▶ **Excerpt to read**:
==*==
Trump wasn’t off the mark when, in a Truth Social post, he wrote that Khamenei was “one of the most evil people in history.”

Source: Caledonian Record

Surely Trump was right, moreover, in saying: “This is not only Justice for the people of Iran, but for all Great Americans, and those people from many Countries throughout the World, that have been killed or mutilated by Khamenei and his gang of bloodthirsty THUGS.”

But how realistic are Trump and Netanyahu about how this all will play out?

They both have called on the Iranian people to overthrow the Islamist regime that has ruled them since the 1979 revolution. But how can a public without weapons — beyond their lives — do that? Can they resist — or, better, turn — an army believed to number more than a half-million men? Can they win over deeply entrenched intelligence forces who know they’ll be strung up from the lampposts if the public prevails?

“Despite early tactical achievements, the central question remains unresolved: what is the endgame?” asked Danny Citrinowicz, a former longtime Israel Defense Intelligence officer now with the Atlantic Council’s Middle East programs. “Can external military pressure realistically rely on an Iranian public that lacks cohesive leadership, particularly when facing a regime that has operated for forty-seven years under the disciplined control of the Islamic Revolutionary Guard Corps (IRGC)?”

It’s likely that the Iranian regime, confronting an existential threat, won’t be timid in responding. Already, it has sent scores of missiles into Israel and into Arab states that aid the U.S. It could easily activate its proxies to inflict hefty costs on Westerners in Europe and, perhaps, even in the U.S.
==*==
▶ **Provided records**:
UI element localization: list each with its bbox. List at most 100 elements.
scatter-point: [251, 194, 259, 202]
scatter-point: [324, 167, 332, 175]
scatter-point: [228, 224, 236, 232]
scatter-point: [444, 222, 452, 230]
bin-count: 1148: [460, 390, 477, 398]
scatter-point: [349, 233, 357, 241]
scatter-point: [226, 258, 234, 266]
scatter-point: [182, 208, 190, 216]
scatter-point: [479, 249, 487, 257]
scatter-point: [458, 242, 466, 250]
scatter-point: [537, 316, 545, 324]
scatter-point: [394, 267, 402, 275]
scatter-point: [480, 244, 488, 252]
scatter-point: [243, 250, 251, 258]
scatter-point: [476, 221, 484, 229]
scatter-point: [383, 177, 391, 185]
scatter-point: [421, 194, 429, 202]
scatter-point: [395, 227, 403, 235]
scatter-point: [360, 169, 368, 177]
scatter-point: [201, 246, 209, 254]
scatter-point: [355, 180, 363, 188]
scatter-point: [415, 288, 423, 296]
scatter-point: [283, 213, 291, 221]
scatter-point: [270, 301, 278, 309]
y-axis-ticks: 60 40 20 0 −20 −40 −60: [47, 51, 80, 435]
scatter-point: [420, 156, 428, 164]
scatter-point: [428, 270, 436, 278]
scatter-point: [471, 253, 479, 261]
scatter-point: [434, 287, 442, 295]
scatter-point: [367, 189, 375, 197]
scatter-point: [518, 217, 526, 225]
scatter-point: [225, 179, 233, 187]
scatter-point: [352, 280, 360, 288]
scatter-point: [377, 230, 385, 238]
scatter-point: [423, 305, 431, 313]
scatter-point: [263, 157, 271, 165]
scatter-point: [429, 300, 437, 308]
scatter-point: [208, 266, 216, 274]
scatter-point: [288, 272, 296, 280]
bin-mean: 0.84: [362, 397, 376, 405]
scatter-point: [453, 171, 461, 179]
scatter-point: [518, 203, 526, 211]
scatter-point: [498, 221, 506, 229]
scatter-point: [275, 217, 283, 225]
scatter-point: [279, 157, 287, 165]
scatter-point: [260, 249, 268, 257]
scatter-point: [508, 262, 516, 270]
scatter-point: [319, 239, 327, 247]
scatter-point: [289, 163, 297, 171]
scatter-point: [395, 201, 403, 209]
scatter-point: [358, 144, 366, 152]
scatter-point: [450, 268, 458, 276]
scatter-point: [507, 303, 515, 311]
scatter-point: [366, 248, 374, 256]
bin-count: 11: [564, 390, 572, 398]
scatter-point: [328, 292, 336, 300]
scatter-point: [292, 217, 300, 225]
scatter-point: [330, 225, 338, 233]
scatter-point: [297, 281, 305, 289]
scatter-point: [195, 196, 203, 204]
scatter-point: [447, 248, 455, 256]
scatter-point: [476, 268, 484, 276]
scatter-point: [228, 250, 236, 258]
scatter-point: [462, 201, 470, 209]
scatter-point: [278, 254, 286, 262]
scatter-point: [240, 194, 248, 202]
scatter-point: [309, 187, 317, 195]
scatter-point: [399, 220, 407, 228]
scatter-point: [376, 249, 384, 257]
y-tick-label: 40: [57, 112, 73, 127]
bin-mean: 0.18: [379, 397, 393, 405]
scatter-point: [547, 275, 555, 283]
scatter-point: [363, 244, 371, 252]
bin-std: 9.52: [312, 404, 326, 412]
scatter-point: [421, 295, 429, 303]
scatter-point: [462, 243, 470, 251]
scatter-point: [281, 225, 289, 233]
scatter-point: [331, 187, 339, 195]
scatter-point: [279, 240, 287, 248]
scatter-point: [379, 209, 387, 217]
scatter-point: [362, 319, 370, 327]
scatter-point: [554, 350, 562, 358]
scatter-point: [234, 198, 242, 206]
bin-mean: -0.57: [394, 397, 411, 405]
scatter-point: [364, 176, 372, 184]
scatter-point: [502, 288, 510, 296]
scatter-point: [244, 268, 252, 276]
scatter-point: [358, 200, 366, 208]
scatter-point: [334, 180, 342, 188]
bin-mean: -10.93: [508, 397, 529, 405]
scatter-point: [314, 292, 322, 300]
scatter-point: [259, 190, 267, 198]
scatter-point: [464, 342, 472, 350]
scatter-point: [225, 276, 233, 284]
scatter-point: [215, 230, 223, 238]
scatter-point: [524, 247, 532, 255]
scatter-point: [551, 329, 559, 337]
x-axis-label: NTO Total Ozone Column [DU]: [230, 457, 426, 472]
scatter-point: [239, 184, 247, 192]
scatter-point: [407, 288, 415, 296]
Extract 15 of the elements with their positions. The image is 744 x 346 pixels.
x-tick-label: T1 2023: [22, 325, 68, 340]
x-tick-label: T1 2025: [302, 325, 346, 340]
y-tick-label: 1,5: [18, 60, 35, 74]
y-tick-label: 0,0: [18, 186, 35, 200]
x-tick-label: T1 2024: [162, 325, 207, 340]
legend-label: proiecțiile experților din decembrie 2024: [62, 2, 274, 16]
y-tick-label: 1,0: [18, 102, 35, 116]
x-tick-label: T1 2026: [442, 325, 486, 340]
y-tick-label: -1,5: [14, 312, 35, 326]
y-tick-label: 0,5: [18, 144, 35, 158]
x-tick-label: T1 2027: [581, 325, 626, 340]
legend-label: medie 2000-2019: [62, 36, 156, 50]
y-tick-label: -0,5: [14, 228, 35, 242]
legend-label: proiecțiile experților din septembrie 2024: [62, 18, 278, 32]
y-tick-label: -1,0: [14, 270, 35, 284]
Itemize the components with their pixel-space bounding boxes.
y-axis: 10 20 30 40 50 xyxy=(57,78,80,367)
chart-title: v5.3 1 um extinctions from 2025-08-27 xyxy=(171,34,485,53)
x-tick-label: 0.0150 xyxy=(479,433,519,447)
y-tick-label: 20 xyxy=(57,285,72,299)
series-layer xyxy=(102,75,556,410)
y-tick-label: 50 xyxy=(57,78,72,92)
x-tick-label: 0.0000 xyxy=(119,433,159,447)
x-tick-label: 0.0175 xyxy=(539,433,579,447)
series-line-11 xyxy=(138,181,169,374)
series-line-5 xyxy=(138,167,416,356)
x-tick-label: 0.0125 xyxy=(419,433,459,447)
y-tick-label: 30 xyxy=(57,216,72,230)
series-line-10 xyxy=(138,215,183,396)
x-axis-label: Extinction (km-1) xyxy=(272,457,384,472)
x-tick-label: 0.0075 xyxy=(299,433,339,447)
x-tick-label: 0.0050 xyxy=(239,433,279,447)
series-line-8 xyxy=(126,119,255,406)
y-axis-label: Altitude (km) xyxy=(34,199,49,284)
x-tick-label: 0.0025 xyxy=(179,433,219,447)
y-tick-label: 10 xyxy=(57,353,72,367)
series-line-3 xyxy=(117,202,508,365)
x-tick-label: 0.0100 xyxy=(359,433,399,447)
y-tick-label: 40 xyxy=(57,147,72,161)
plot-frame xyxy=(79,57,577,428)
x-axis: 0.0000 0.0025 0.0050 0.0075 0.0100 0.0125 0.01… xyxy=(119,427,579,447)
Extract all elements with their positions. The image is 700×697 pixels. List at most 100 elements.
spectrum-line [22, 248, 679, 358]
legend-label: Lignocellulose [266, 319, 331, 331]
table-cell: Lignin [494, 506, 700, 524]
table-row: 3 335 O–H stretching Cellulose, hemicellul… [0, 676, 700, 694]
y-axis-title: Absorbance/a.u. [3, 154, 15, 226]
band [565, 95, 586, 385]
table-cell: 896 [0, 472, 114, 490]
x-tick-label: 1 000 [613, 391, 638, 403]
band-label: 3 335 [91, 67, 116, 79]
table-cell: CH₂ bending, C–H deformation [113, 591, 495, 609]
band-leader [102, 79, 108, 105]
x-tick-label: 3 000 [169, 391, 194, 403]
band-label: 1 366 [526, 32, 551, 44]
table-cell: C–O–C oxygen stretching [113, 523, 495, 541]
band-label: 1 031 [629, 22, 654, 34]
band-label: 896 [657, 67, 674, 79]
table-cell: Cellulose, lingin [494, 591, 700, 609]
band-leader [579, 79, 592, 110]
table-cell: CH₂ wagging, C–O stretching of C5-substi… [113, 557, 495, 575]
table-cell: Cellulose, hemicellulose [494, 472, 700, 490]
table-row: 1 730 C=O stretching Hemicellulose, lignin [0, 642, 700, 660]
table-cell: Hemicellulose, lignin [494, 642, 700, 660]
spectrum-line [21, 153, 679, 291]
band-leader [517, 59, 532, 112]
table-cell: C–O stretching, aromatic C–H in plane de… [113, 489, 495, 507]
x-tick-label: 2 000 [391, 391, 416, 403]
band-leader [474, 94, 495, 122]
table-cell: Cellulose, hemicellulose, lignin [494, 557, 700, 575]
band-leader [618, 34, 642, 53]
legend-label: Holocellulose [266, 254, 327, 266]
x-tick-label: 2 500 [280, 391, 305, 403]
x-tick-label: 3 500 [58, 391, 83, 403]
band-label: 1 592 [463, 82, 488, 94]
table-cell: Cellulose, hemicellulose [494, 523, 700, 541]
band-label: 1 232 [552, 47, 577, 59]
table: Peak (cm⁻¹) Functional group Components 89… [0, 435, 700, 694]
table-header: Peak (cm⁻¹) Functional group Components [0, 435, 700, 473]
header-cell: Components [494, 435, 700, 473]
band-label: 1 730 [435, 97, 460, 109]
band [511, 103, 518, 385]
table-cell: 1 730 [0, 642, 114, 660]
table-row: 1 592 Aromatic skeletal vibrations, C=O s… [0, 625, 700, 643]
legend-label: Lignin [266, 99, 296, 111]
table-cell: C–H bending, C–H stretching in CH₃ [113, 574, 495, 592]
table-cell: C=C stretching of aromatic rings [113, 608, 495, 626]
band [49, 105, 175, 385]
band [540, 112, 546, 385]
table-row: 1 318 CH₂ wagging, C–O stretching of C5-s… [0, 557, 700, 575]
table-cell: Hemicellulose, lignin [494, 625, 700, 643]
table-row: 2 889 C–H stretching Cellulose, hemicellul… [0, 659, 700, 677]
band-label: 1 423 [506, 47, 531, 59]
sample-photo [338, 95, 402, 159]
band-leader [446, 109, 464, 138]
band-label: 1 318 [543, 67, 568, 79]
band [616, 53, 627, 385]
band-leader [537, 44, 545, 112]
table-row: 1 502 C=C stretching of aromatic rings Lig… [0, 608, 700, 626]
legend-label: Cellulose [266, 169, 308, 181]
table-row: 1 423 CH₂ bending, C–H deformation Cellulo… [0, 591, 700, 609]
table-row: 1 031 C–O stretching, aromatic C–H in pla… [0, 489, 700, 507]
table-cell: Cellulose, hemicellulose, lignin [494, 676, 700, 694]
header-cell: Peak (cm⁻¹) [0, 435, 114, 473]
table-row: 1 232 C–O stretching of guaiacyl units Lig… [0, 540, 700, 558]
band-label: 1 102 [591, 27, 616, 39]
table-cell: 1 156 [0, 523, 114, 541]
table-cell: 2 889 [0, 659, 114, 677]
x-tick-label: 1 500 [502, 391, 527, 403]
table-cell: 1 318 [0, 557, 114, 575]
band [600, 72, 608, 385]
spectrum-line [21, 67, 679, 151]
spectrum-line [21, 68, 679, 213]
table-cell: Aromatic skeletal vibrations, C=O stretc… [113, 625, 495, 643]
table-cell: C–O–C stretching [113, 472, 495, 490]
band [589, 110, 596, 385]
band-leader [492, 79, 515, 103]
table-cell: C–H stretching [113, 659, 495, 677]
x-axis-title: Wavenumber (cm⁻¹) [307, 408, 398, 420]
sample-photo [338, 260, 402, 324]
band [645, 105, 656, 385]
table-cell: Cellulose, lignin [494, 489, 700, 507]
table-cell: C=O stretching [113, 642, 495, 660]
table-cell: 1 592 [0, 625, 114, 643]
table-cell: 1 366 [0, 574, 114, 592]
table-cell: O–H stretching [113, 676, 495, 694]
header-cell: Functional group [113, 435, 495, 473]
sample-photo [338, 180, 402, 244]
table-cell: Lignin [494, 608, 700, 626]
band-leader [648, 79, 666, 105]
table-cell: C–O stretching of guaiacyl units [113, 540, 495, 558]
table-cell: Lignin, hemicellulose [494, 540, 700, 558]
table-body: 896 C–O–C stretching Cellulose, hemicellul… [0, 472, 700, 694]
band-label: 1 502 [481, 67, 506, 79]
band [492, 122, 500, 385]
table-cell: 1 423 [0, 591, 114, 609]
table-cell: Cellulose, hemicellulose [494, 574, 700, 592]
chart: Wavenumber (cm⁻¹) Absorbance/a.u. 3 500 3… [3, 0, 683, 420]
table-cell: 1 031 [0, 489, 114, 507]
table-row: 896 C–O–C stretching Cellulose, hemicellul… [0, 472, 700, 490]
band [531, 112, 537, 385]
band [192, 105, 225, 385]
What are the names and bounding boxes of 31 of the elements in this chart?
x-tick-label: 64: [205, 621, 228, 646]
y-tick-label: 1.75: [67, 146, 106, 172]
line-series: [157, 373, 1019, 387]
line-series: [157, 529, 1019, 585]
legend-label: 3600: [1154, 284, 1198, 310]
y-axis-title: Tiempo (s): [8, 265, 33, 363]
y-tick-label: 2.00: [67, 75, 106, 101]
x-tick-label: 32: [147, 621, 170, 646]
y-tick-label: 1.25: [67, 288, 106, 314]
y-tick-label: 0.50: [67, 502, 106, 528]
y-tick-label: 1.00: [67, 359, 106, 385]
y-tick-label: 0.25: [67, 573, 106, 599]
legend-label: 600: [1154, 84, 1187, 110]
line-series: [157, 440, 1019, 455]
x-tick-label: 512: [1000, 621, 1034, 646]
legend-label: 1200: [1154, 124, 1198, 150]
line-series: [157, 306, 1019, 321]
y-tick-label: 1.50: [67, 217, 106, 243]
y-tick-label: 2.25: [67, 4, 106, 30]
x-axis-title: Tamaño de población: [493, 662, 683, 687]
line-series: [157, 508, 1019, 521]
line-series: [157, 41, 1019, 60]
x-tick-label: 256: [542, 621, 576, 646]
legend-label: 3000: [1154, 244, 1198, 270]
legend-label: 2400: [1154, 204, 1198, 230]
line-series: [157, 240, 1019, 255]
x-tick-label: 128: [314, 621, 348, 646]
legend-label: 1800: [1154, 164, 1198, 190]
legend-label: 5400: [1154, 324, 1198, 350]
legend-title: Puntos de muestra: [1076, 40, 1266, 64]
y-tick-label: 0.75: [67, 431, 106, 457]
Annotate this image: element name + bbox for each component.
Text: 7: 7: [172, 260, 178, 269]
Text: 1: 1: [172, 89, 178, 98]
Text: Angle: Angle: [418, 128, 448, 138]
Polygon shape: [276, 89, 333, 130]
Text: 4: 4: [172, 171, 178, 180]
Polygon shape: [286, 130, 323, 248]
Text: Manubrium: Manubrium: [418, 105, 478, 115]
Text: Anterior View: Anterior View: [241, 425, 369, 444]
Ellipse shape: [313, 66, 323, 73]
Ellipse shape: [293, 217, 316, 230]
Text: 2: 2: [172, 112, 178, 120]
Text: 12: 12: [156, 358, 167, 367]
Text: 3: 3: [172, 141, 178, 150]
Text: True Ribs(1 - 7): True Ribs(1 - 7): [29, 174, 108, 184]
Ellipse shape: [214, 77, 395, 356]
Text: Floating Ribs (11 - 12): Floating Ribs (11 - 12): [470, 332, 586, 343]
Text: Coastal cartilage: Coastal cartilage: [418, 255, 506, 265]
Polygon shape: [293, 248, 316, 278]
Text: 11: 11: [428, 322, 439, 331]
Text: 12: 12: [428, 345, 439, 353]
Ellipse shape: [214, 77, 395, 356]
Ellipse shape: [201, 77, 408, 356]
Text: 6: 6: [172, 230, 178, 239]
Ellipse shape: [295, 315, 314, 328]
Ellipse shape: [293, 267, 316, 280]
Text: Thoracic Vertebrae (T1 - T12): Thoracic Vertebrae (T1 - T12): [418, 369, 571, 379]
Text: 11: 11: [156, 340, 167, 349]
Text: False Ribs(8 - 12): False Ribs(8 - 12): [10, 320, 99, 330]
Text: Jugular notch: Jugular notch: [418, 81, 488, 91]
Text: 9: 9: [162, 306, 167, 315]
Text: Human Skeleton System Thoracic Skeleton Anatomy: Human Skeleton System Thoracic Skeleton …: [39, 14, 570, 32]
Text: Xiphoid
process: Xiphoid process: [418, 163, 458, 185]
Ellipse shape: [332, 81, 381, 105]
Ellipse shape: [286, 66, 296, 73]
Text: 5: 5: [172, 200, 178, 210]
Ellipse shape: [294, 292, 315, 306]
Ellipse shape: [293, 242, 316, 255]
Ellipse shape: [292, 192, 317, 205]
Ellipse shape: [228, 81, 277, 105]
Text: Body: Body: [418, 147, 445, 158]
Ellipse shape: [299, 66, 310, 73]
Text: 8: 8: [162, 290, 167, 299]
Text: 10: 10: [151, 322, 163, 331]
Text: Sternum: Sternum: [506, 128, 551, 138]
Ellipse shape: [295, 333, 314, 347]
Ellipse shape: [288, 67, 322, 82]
==*==
▶ **Work to complete**:
1. List every person the Iran excerpt mentions by name, in the order each first appears.
2. Copy word for word the section of the Iran excerpt that opens with the words containing "Source: Caledonian Record" and closes with "the public prevails?".

▶ **Exercise answers**:
1. Trump, Khamenei, Netanyahu, Danny Citrinowicz

2.
Source: Caledonian Record

Surely Trump was right, moreover, in saying: “This is not only Justice for the people of Iran, but for all Great Americans, and those people from many Countries throughout the World, that have been killed or mutilated by Khamenei and his gang of bloodthirsty THUGS.”

But how realistic are Trump and Netanyahu about how this all will play out?

They both have called on the Iranian people to overthrow the Islamist regime that has ruled them since the 1979 revolution. But how can a public without weapons — beyond their lives — do that? Can they resist — or, better, turn — an army believed to number more than a half-million men? Can they win over deeply entrenched intelligence forces who know they’ll be strung up from the lampposts if the public prevails?